* **Problem**: Copy every line from the records below that holds the word "default".

* **Given entries**:
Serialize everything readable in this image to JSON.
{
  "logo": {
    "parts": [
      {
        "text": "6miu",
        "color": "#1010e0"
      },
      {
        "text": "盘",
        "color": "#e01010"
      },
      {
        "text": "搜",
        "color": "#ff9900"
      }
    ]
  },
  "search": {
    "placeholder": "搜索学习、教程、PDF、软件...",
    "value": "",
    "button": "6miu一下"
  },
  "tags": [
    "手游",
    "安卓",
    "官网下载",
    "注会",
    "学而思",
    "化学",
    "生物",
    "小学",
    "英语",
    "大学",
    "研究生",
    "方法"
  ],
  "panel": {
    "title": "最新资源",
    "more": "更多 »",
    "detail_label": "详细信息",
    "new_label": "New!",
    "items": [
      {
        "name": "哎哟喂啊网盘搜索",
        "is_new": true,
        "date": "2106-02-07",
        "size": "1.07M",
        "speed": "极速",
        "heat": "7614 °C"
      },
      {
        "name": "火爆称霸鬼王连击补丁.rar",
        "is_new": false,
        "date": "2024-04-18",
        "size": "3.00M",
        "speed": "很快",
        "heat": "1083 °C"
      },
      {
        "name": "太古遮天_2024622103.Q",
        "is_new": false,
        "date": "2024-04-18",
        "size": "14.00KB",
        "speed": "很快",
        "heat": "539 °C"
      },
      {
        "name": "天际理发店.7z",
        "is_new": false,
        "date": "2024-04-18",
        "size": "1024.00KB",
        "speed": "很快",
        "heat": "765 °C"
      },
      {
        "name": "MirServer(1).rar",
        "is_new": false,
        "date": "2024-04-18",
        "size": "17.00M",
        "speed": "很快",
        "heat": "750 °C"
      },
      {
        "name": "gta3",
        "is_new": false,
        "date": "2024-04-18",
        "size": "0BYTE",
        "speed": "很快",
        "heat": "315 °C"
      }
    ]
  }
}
--
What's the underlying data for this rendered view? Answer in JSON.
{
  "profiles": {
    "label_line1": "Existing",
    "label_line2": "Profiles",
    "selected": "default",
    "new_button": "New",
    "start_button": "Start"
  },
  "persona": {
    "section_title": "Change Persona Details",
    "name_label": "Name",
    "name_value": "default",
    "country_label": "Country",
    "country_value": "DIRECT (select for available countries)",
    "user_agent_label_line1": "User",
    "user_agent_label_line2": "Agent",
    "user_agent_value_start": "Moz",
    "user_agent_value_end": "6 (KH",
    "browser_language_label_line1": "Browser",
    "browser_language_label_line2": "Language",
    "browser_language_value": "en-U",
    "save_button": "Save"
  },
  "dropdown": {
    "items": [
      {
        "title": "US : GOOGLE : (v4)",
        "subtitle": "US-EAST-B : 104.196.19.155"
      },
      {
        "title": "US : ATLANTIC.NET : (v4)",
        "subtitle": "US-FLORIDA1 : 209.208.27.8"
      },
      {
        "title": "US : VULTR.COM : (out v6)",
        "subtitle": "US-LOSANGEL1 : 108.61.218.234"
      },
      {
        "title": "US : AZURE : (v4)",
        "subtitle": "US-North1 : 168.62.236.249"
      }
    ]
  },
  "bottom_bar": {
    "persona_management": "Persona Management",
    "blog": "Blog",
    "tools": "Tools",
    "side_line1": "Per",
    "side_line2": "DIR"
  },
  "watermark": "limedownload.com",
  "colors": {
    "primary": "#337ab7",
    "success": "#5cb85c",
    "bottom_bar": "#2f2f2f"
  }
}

* **Result for this exercise**:
    "selected": "default",
    "name_value": "default",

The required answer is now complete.